◆ WHAT IS NEEDED ◆
Select all lines in the records that include "Injection".

┌──

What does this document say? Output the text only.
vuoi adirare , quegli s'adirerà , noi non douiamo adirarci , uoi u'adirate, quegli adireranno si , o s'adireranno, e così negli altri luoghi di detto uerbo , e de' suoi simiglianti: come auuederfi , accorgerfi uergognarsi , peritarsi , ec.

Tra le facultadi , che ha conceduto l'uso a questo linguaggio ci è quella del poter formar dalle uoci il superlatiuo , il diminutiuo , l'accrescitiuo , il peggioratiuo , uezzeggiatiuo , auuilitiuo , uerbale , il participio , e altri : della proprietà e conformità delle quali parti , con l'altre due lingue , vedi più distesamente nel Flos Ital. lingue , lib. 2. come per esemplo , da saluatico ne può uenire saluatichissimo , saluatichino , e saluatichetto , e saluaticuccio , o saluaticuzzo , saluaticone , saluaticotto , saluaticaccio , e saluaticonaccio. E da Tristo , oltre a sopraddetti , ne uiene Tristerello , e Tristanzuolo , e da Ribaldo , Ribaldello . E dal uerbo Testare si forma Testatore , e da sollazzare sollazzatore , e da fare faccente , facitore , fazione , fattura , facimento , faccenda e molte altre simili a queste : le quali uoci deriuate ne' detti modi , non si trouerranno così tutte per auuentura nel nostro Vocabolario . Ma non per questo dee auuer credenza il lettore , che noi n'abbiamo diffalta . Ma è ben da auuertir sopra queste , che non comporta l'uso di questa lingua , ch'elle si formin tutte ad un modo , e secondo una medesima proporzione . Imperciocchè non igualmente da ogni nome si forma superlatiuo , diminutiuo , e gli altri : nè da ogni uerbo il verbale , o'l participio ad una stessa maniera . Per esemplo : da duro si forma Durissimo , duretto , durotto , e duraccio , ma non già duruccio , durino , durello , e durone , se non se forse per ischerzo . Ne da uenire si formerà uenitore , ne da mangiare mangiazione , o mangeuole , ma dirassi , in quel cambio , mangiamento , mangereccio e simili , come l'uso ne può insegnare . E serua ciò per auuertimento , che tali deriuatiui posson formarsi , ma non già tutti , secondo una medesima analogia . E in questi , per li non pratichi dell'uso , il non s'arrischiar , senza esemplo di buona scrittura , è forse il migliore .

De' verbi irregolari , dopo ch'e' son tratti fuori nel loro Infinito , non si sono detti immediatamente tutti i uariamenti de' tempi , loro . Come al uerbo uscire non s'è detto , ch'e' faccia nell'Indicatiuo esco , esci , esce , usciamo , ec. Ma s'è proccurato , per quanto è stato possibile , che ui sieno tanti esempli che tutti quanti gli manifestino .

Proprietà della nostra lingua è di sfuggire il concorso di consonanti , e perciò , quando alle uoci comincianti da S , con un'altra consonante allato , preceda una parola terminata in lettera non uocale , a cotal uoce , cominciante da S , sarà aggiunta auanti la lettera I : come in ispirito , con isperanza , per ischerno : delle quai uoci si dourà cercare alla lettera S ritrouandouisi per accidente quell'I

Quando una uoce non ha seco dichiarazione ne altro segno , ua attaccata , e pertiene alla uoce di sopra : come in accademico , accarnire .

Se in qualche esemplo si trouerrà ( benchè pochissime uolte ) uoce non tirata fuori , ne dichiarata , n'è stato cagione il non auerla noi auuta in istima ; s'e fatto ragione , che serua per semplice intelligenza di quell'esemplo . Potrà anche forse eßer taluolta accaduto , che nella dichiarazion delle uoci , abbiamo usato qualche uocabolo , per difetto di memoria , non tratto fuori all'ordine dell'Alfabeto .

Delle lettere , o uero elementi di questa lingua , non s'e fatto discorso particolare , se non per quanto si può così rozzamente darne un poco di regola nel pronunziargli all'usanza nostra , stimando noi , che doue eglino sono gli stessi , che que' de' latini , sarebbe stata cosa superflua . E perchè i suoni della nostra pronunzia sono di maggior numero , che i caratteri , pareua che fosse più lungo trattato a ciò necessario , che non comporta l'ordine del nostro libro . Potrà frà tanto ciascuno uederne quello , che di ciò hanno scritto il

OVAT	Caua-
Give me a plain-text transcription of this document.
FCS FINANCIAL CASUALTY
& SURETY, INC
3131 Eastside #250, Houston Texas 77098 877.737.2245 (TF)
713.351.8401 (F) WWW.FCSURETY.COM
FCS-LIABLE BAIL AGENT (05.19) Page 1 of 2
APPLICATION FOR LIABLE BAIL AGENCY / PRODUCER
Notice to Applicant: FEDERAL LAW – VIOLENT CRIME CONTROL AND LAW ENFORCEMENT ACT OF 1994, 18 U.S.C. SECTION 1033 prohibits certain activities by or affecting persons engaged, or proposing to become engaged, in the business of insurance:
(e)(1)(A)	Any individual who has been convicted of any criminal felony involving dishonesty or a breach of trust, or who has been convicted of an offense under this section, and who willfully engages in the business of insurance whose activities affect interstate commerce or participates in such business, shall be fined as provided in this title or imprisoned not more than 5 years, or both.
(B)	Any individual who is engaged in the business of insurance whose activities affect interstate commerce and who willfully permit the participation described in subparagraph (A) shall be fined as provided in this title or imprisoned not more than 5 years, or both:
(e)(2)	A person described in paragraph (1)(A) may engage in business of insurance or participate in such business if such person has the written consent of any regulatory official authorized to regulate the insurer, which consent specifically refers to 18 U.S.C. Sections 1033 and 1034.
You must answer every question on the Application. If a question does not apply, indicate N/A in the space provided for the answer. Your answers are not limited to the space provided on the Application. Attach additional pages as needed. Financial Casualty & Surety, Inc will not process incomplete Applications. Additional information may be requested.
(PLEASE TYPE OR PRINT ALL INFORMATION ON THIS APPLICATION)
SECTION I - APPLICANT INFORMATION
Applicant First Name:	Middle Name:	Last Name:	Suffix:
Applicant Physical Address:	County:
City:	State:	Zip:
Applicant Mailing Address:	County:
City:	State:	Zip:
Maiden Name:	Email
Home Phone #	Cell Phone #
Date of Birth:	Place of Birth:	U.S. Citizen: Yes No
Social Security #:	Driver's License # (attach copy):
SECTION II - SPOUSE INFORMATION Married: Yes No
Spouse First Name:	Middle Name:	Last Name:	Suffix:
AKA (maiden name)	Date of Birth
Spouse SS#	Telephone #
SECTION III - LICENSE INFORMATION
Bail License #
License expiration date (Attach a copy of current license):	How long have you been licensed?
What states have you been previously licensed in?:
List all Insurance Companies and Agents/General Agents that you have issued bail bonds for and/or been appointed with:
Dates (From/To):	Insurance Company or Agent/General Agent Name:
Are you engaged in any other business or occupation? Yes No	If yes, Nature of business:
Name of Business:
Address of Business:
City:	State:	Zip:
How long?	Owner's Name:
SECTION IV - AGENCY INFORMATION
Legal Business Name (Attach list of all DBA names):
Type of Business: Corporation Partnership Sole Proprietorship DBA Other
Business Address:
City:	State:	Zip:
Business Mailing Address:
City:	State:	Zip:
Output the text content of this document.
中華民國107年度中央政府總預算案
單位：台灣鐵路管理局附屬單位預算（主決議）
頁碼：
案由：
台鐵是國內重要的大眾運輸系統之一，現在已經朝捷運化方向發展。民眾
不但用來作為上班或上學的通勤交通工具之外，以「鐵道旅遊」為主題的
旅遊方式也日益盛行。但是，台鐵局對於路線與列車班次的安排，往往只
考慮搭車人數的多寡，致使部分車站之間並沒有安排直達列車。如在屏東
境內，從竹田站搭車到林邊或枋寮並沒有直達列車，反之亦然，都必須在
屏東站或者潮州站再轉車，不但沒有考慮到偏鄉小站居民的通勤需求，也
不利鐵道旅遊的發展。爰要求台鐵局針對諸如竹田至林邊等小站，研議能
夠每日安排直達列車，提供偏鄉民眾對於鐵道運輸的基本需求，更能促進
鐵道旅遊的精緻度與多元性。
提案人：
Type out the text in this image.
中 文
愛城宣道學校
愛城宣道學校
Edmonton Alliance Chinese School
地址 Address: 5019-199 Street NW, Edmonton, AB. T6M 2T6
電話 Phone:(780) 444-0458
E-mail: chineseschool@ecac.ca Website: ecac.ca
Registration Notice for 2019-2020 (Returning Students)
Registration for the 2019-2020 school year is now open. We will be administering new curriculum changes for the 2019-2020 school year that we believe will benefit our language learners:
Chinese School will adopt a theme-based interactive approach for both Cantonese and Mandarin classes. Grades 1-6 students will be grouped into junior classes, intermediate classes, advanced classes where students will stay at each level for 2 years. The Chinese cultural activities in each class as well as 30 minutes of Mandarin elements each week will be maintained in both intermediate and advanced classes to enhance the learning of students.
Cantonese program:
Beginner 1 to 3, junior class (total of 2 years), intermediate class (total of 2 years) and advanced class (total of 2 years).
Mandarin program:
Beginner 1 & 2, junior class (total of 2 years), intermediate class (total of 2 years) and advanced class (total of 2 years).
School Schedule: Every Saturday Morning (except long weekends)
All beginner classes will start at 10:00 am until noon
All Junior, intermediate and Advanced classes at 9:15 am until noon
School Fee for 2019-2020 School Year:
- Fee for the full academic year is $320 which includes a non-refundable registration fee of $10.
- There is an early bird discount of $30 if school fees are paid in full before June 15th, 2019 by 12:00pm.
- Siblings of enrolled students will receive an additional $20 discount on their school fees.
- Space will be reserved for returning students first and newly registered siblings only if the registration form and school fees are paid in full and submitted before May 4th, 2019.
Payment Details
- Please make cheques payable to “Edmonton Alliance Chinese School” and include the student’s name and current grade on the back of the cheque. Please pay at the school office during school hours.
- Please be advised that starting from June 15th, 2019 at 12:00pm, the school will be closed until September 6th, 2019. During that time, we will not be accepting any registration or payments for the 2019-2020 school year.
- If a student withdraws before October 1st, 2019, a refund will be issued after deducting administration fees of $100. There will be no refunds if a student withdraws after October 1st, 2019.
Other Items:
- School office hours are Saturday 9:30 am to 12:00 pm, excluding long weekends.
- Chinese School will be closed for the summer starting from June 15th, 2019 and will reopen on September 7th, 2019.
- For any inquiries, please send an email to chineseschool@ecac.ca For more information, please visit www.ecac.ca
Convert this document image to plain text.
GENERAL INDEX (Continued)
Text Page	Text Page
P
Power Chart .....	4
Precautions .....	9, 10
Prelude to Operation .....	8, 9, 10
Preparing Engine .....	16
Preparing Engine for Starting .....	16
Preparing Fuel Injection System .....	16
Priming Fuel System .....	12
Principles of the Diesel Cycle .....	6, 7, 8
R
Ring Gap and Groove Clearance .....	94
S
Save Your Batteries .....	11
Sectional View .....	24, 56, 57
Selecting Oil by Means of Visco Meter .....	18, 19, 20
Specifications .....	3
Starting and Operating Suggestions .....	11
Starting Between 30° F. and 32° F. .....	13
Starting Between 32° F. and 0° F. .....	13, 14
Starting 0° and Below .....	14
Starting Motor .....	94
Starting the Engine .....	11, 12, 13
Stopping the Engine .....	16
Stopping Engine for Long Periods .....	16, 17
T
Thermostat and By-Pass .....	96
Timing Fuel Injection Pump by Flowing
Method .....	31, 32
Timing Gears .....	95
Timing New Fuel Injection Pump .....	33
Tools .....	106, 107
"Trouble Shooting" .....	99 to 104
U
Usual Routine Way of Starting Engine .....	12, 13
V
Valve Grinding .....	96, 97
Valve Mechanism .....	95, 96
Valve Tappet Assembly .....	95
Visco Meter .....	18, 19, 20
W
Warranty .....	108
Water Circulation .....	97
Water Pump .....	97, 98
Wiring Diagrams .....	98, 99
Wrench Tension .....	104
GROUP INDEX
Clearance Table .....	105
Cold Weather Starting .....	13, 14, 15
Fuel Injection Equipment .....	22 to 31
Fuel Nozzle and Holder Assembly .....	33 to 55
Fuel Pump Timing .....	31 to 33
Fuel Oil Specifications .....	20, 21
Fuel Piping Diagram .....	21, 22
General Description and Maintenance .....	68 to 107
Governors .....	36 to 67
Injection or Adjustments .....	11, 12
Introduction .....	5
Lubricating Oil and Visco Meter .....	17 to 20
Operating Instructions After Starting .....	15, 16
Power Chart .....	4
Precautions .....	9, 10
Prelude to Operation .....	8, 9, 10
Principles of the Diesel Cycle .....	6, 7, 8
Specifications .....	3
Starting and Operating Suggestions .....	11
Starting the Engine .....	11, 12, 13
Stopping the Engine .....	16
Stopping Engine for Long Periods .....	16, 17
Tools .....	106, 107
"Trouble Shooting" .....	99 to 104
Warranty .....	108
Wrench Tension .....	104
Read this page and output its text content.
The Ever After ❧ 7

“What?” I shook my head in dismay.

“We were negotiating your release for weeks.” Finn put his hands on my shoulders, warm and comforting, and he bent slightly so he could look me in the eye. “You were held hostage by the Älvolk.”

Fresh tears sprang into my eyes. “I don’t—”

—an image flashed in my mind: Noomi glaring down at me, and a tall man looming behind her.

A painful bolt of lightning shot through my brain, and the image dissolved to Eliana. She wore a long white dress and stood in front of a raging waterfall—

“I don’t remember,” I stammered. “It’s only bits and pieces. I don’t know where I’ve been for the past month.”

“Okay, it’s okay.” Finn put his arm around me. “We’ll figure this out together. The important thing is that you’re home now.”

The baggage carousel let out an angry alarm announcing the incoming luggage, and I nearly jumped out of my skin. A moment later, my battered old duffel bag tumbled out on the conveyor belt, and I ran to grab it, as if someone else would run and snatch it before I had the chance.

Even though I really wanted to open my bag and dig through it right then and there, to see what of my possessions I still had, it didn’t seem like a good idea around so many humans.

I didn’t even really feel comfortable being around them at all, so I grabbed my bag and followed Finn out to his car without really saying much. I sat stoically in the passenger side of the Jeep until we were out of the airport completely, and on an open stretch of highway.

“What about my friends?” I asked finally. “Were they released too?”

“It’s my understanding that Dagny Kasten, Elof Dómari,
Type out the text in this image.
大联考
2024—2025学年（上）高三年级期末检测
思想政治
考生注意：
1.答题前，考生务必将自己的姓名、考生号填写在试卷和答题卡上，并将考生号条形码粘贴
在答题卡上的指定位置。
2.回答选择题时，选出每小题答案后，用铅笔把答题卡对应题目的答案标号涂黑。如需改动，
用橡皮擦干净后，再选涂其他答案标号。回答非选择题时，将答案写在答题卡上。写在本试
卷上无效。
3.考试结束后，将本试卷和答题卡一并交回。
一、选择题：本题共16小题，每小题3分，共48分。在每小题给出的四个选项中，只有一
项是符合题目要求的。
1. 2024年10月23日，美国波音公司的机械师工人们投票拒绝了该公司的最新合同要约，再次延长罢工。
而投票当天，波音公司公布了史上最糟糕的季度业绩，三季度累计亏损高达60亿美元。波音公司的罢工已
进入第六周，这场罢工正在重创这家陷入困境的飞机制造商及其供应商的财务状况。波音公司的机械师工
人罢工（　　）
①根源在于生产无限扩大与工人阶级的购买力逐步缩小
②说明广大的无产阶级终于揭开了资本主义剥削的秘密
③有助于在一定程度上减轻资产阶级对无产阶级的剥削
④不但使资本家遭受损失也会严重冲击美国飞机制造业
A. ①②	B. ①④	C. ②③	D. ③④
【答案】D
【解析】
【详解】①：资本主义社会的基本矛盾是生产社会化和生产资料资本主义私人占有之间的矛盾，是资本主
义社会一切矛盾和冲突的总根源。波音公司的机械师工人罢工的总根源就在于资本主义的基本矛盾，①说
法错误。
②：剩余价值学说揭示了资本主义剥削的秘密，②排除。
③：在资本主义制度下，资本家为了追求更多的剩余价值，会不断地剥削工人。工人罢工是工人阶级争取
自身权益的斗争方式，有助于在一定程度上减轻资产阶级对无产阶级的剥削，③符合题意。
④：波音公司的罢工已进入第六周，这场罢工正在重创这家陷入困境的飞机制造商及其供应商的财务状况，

└──

◆ ANSWER BELOW ◆
Preparing Fuel Injection System .....	16
Timing Fuel Injection Pump by Flowing
Timing New Fuel Injection Pump .....	33
Fuel Injection Equipment .....	22 to 31
Injection or Adjustments .....	11, 12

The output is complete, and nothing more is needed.